Exercise goal: In the records below, count every line containing "relative". Reply with the number only.
================
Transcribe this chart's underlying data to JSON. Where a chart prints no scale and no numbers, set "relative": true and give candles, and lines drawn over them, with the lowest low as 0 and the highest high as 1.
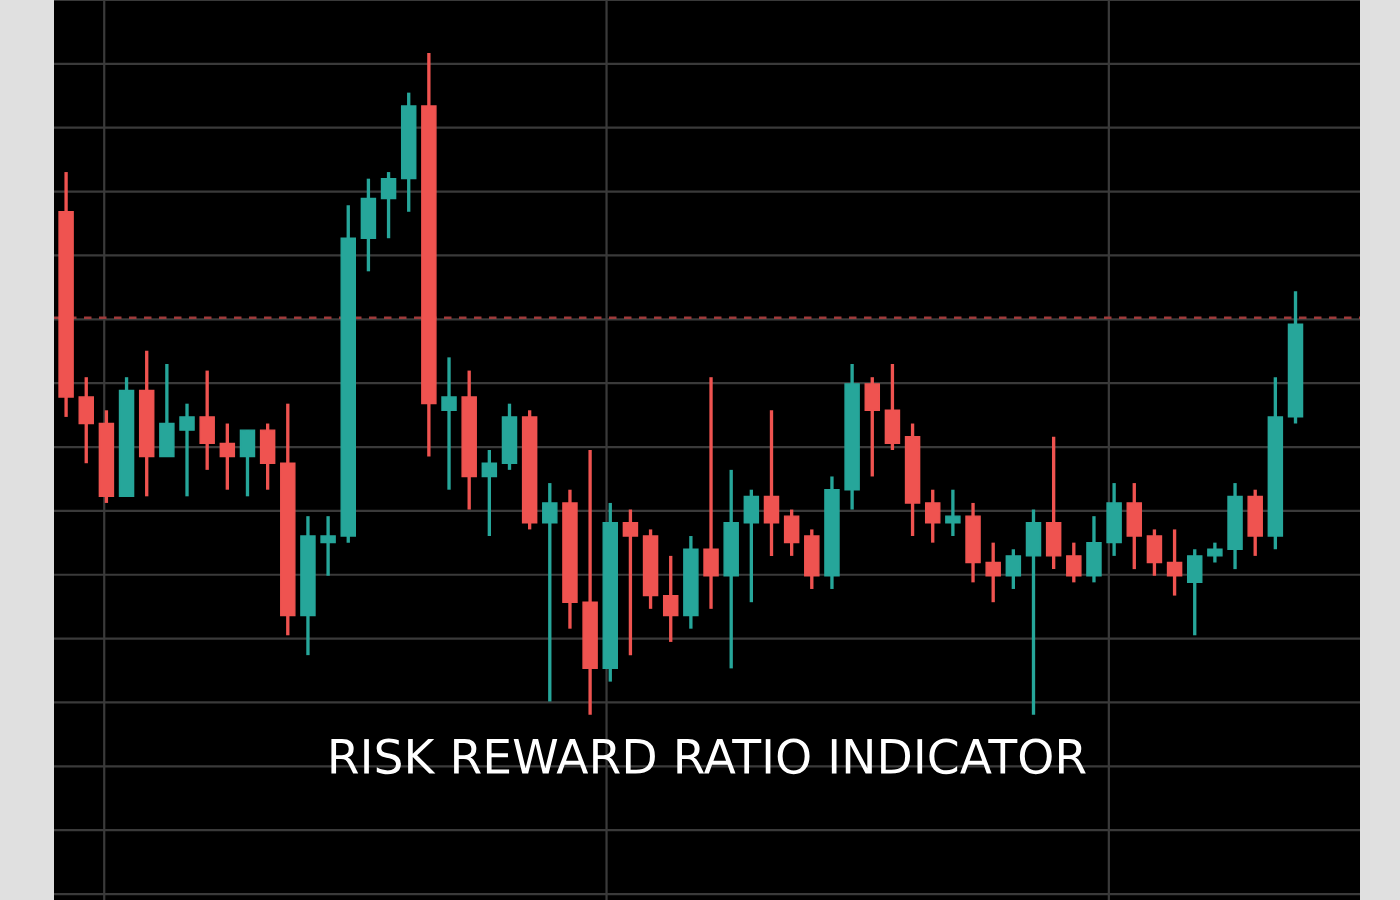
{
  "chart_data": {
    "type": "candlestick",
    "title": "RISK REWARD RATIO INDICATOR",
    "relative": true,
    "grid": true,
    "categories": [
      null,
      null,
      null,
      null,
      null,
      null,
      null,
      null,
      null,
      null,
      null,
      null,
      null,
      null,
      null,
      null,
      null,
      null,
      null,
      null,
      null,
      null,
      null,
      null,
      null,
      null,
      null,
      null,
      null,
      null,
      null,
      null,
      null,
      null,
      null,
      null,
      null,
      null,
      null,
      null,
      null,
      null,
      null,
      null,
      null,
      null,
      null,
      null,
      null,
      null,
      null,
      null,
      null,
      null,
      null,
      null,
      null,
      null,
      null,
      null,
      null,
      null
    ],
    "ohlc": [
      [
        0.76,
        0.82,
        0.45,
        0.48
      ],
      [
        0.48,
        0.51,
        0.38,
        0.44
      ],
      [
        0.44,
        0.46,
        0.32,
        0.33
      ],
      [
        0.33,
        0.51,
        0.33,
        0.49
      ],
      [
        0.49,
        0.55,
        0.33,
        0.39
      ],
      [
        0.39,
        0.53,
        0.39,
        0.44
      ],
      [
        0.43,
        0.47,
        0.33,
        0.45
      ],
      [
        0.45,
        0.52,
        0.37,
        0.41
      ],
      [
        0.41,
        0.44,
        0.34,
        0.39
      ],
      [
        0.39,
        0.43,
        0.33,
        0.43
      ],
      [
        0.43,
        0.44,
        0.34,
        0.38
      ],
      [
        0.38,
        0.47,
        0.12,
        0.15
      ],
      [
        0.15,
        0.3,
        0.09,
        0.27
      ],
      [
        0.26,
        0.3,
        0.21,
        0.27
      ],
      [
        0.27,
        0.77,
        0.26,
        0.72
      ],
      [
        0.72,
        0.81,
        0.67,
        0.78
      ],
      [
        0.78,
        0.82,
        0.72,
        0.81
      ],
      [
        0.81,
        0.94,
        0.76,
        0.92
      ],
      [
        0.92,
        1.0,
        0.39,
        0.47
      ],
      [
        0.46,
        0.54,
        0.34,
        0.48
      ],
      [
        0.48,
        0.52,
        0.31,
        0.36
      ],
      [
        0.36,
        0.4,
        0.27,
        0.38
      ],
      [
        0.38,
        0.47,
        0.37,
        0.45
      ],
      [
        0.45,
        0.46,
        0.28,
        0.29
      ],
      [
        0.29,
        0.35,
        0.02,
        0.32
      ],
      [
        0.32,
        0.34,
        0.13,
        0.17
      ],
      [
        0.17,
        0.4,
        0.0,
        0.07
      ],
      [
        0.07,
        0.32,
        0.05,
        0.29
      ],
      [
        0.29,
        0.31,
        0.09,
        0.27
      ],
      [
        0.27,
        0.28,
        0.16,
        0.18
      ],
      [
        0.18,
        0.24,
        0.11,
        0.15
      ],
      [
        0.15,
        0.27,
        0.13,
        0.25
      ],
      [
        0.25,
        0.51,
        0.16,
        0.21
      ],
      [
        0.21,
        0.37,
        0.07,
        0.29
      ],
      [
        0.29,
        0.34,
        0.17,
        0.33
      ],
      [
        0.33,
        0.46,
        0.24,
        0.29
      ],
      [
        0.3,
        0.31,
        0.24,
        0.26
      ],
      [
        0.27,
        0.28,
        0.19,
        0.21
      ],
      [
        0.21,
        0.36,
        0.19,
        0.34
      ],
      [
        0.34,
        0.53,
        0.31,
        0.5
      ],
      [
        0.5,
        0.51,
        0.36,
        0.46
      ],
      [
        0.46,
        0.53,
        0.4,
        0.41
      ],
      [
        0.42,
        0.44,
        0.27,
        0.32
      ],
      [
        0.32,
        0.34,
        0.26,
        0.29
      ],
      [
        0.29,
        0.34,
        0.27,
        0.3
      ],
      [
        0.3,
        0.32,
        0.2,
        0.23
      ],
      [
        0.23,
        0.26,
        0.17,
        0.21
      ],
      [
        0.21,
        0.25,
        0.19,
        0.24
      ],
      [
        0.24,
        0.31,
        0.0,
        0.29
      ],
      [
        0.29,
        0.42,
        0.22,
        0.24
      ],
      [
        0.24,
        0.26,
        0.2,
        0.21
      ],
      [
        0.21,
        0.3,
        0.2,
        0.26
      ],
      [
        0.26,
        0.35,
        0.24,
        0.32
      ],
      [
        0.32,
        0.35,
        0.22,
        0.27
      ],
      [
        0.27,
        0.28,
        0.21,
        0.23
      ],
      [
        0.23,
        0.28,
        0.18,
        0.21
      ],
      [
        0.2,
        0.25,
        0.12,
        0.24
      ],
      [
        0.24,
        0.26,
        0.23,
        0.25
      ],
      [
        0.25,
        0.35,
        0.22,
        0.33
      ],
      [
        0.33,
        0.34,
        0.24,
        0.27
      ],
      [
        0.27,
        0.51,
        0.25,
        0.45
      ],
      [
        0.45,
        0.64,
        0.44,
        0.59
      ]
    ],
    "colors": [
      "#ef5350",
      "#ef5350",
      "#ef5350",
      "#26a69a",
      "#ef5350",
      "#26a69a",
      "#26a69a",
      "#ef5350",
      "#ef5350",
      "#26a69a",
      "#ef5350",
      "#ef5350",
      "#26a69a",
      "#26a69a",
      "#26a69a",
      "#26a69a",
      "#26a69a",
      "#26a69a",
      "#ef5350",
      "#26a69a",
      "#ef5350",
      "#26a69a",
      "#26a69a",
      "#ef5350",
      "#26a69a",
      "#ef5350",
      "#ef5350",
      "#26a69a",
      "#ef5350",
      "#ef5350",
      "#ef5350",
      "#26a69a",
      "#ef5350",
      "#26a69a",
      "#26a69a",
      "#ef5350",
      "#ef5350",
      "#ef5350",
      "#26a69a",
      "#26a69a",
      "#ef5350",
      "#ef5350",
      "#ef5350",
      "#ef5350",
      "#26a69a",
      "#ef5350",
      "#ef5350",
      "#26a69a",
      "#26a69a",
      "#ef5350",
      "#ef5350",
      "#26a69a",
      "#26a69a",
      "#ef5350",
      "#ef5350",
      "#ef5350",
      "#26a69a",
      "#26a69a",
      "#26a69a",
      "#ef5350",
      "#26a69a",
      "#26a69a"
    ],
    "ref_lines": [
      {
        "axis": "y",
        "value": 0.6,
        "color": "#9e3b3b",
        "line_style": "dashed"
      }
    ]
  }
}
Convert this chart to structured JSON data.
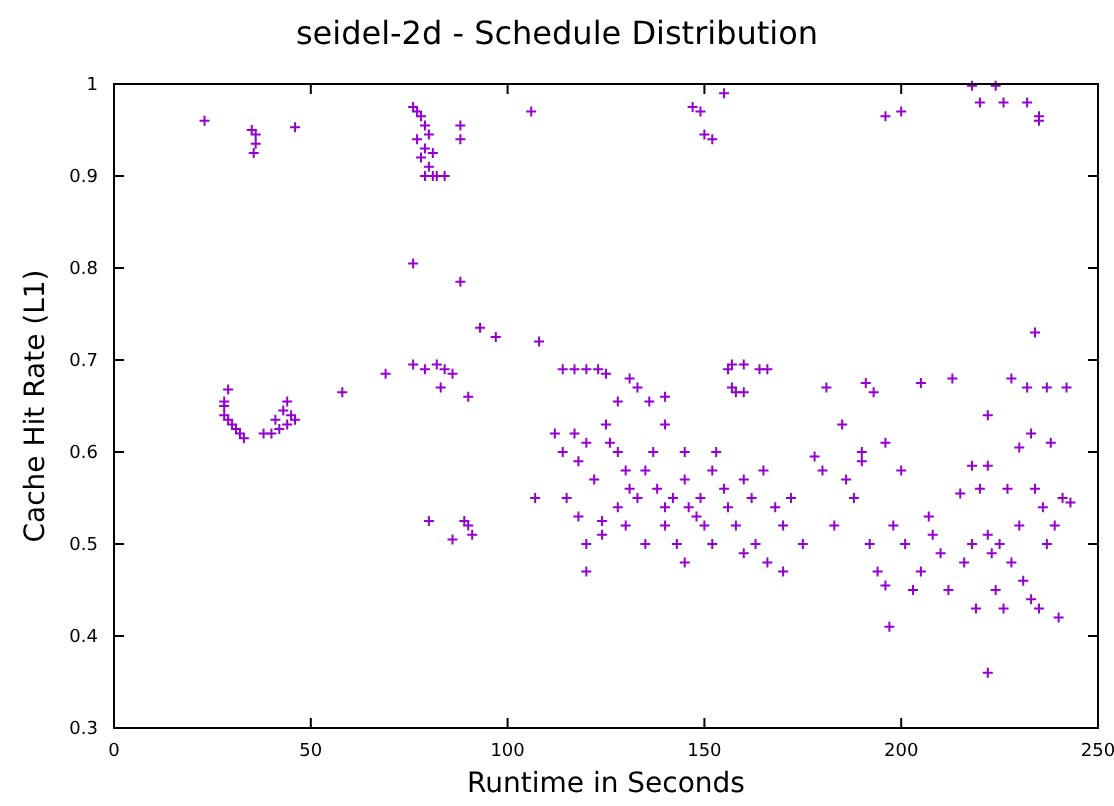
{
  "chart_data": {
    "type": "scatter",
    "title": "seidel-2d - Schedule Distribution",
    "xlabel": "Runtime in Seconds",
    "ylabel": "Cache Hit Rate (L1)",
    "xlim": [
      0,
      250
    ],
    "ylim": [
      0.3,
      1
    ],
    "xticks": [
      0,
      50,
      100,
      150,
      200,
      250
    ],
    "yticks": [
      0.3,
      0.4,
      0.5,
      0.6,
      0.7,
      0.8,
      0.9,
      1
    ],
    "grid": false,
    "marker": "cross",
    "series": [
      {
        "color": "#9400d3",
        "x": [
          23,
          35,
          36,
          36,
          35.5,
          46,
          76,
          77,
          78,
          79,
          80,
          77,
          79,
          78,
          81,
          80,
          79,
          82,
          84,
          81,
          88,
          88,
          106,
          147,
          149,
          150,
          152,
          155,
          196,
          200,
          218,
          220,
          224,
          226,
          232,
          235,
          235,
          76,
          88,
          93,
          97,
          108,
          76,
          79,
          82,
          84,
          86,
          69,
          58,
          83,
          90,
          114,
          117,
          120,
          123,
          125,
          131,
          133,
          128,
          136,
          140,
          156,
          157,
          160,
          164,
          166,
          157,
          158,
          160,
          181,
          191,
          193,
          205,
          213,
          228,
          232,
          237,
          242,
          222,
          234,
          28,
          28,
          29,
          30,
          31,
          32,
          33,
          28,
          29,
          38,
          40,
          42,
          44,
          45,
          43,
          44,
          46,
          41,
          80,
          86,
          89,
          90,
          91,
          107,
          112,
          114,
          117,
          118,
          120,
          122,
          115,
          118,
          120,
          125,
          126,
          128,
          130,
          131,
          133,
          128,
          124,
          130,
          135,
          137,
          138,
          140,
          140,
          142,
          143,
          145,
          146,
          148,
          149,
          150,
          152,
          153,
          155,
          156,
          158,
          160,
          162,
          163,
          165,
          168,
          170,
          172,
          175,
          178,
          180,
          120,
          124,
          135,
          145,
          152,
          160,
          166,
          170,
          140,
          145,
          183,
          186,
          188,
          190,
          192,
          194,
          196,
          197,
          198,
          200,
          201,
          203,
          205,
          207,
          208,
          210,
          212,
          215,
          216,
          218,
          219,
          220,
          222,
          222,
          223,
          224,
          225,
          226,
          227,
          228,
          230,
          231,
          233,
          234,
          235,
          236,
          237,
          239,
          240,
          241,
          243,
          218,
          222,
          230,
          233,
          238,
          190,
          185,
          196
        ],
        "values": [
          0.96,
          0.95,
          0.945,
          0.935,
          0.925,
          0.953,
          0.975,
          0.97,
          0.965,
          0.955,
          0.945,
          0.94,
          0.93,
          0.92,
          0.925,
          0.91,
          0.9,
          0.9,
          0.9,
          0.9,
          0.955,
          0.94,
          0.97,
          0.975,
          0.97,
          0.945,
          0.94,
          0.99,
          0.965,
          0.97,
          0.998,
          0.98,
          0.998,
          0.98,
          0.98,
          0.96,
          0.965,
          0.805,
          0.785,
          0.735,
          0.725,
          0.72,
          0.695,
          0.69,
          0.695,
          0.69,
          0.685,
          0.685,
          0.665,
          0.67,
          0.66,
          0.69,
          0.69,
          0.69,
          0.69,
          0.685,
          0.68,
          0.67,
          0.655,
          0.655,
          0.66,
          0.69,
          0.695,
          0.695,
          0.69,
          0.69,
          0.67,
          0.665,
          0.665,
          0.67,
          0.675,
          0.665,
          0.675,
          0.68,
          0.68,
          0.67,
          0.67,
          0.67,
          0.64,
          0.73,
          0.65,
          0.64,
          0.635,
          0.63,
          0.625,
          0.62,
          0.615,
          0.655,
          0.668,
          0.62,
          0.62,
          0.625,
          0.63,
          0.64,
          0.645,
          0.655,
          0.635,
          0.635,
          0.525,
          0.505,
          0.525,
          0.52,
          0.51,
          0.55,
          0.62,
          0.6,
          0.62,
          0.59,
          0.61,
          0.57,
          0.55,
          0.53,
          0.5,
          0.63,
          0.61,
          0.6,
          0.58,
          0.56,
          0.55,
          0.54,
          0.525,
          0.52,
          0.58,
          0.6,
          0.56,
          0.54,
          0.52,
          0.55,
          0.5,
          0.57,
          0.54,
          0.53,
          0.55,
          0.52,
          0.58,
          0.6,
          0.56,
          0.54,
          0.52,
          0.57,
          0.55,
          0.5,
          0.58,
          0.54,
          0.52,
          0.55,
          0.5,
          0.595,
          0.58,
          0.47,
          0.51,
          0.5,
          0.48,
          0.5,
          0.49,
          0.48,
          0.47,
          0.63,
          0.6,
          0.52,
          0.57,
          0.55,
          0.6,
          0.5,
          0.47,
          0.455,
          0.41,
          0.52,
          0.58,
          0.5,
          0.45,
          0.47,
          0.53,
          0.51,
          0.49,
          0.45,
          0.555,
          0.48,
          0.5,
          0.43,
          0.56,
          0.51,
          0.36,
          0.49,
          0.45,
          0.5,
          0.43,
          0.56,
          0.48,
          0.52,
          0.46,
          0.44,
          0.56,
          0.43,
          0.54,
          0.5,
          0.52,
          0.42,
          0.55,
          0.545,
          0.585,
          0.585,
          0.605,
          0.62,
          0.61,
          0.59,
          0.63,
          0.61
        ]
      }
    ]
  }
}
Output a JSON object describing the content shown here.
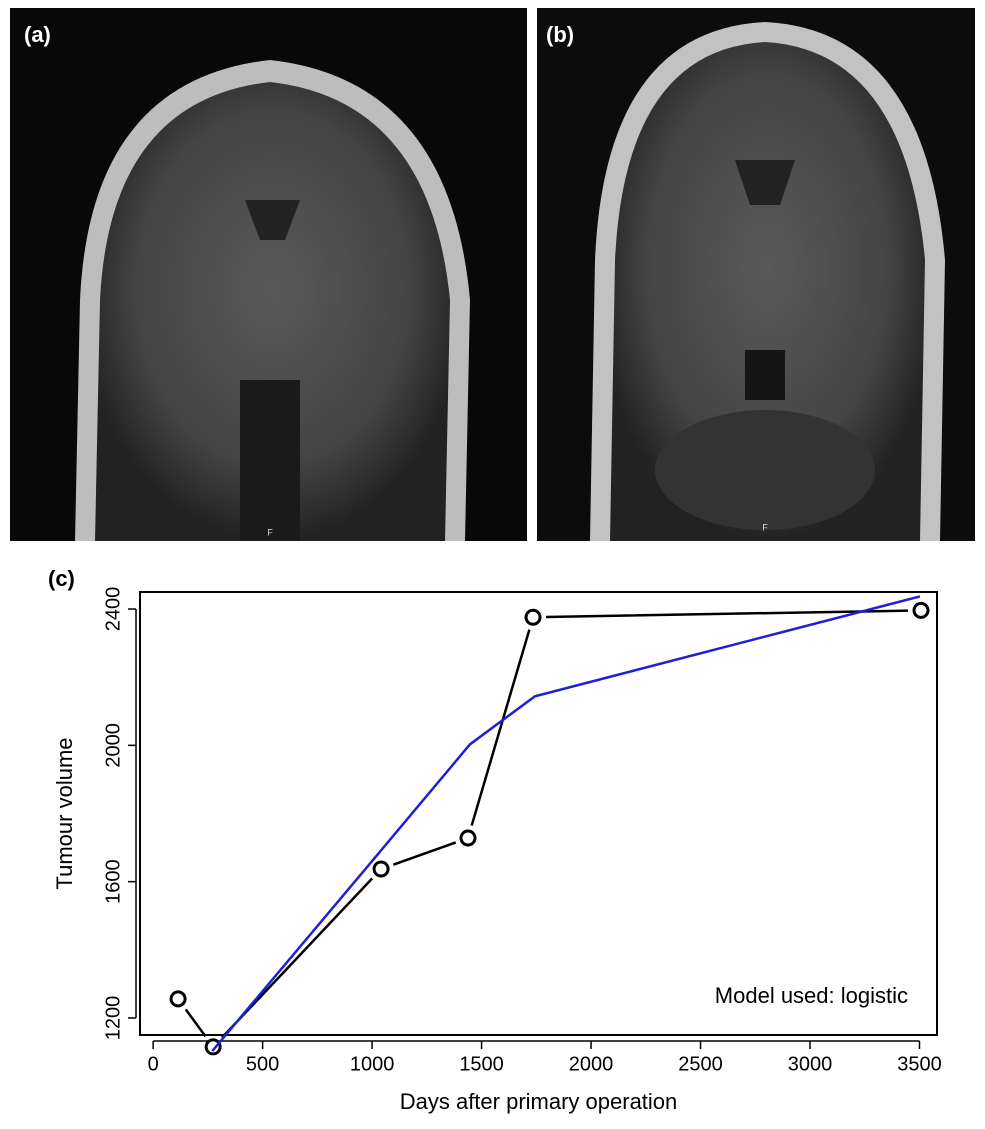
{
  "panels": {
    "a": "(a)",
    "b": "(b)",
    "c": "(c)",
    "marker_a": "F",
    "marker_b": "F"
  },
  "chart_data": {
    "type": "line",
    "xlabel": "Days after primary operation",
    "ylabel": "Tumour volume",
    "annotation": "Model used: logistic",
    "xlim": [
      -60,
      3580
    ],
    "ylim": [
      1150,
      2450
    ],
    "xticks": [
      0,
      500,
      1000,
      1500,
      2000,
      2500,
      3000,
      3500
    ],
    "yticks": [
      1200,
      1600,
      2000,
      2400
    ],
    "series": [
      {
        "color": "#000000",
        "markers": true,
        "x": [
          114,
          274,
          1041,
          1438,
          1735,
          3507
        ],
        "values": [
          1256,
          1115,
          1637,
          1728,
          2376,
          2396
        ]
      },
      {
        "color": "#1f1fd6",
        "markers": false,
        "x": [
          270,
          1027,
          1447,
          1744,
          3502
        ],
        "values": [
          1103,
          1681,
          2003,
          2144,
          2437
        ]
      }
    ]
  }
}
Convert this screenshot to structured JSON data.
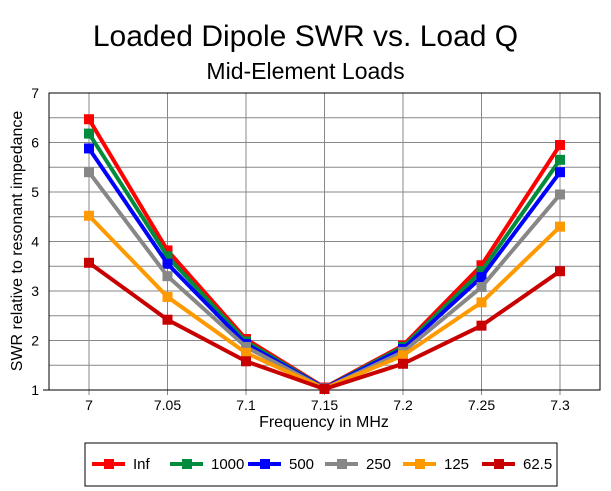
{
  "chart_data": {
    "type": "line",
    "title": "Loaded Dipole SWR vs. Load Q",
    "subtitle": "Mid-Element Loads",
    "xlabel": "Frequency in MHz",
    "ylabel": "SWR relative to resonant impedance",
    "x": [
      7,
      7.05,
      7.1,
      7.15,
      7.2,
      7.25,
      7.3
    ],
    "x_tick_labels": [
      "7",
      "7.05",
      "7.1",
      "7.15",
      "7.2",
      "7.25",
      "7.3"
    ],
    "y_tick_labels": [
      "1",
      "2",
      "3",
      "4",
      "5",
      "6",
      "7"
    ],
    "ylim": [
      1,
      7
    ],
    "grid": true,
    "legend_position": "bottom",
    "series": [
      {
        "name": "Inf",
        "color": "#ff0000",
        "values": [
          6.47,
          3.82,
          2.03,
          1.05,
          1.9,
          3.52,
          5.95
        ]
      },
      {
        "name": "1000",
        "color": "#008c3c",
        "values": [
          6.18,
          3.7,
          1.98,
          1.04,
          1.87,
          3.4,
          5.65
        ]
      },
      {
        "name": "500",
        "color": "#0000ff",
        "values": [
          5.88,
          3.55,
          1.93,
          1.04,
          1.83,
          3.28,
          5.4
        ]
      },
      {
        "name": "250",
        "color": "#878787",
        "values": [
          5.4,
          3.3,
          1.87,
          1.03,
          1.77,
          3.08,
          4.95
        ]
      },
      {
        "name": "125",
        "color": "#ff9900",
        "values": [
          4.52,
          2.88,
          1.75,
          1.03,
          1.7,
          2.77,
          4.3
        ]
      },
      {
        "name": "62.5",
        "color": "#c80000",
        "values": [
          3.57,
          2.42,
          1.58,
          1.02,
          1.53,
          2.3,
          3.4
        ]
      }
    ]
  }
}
================
Task result: 3